Using the listing below, report all lines holding the word "this".

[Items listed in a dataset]
- - - - -
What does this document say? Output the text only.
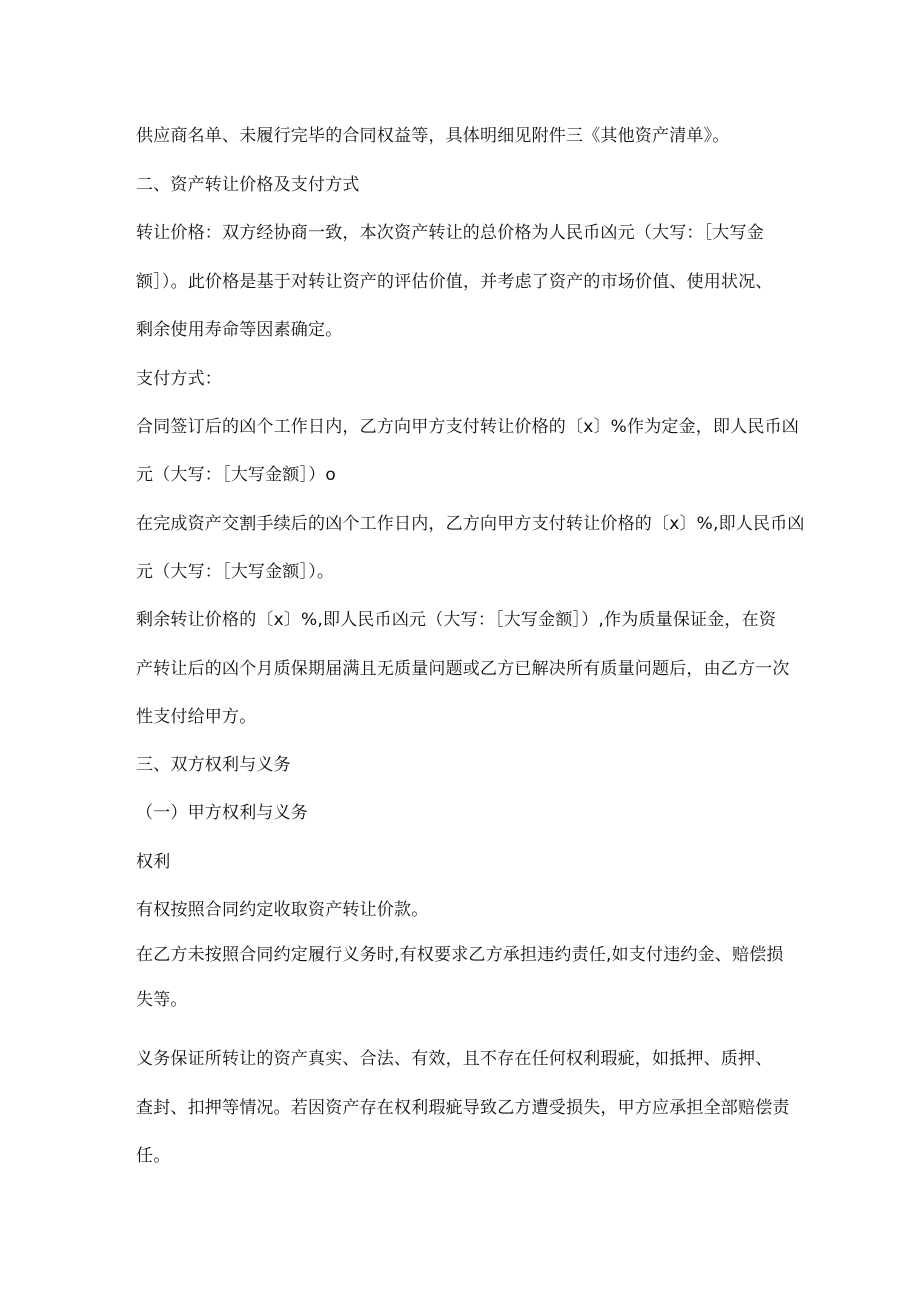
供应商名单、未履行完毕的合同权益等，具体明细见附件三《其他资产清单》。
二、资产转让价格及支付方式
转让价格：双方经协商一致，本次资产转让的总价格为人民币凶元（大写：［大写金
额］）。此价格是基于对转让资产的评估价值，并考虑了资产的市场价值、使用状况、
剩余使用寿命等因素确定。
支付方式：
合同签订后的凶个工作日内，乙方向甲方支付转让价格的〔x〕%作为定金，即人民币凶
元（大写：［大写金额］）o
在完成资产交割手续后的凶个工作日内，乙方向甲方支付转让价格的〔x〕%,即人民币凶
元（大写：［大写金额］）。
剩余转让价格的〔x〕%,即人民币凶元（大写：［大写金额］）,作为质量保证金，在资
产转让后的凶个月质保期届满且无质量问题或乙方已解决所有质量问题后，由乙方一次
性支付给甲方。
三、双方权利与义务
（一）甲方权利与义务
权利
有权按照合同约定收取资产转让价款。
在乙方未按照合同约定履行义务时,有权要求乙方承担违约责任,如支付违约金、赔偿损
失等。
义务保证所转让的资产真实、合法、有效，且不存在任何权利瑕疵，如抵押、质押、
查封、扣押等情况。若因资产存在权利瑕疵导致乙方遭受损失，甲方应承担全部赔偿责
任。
- - - - -
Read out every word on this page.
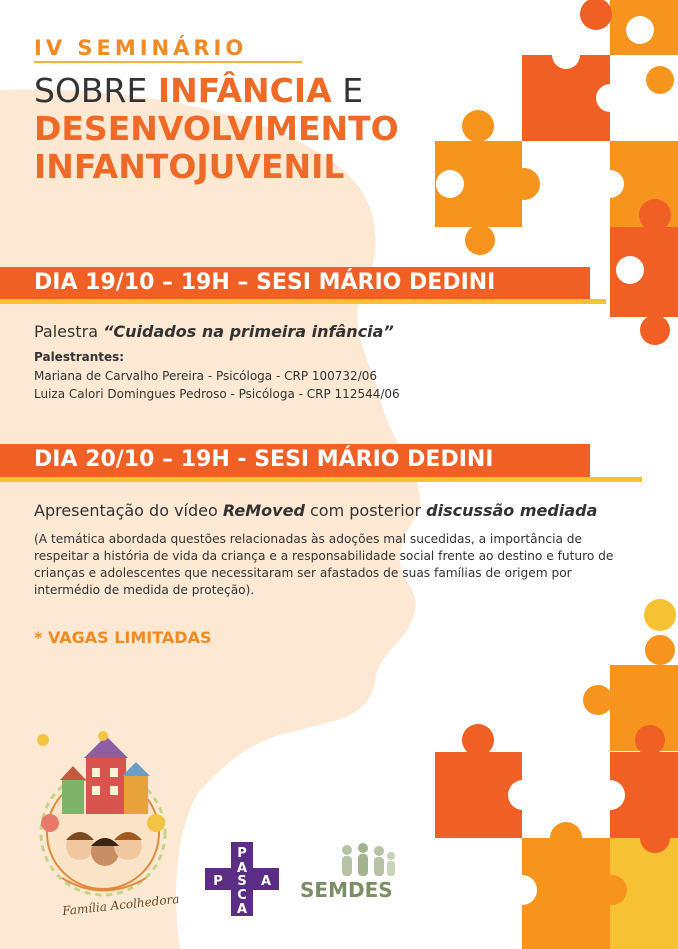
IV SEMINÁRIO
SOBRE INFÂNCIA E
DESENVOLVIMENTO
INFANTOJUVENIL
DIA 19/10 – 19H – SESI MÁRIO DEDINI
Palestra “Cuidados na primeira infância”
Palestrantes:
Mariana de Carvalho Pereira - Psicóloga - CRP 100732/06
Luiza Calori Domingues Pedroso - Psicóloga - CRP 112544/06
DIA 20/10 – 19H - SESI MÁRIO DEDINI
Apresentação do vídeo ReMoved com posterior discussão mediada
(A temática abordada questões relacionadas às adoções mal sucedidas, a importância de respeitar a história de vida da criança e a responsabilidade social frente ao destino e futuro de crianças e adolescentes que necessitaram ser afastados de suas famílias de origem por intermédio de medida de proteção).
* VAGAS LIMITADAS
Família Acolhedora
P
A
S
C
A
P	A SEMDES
- - - - -
## EXERCISE OUTPUT
What does this document say? Output the text only.
Read out every word on this page.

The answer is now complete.